Task prompt: Show only lines that include "Nicolas".

▼▼▼

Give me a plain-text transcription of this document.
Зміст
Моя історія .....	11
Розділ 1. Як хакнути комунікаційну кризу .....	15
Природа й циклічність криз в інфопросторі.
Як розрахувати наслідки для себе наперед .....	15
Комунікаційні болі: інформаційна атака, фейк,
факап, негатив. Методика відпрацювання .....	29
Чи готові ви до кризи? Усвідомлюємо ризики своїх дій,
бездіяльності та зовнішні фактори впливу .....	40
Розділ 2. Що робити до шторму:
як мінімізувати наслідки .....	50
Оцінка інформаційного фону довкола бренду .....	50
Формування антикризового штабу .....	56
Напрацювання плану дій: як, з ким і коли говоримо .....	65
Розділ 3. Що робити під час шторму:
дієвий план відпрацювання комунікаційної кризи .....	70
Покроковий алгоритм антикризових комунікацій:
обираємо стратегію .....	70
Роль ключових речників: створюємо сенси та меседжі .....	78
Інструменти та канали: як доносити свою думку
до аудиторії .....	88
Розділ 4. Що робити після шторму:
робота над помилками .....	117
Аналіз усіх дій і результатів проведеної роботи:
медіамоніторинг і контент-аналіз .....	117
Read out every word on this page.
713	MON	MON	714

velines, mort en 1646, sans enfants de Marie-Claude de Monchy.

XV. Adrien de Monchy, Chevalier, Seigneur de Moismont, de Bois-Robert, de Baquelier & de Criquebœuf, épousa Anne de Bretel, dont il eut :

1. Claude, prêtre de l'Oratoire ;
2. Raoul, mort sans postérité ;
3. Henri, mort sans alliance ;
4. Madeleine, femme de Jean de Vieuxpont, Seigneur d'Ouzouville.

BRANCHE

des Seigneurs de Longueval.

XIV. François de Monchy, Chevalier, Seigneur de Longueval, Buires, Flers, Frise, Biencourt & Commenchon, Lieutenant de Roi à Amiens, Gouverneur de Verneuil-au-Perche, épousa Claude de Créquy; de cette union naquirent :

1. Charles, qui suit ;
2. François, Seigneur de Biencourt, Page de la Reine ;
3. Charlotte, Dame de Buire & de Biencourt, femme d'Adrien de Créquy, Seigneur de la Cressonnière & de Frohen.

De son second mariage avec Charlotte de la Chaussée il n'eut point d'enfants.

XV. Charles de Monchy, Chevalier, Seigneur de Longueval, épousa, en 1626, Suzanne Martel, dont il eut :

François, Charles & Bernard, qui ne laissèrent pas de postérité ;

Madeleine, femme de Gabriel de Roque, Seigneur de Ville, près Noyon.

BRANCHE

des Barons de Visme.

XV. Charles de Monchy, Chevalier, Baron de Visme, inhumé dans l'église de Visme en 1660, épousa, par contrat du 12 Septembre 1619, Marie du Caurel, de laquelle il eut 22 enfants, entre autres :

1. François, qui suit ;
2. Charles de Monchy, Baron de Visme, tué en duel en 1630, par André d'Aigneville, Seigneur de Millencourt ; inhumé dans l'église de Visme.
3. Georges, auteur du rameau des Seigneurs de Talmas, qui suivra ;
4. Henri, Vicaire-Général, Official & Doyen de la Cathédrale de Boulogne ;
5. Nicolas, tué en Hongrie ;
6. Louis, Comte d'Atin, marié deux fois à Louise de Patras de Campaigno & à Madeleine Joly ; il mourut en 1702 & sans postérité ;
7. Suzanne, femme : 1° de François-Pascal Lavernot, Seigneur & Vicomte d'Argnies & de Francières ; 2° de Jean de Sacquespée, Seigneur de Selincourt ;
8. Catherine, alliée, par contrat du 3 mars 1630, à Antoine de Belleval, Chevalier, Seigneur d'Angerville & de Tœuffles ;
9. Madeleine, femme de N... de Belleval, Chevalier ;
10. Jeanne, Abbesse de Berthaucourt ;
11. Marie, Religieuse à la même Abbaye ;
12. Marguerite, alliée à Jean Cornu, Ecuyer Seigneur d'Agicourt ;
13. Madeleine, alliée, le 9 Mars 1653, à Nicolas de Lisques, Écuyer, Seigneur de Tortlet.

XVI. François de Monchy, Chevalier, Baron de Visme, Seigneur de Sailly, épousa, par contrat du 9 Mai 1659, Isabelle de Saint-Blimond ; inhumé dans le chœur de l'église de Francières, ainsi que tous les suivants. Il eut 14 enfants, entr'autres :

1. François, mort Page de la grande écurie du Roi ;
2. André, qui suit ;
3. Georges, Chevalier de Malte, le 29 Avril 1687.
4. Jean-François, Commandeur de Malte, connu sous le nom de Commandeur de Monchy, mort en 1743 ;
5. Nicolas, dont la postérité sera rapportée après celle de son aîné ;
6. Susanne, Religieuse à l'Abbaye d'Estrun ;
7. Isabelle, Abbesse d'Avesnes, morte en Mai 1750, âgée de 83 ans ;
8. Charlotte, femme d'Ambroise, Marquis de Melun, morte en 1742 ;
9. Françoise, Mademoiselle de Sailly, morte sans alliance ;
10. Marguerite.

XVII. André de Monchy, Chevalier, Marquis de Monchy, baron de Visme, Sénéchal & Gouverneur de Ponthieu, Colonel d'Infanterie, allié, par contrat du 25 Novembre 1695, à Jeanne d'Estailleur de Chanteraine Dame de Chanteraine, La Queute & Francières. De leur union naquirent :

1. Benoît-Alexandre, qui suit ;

▲▲▲

Reply:
5. Nicolas, tué en Hongrie ;
13. Madeleine, alliée, le 9 Mars 1653, à Nicolas de Lisques, Écuyer, Seigneur de Tortlet.
5. Nicolas, dont la postérité sera rapportée après celle de son aîné ;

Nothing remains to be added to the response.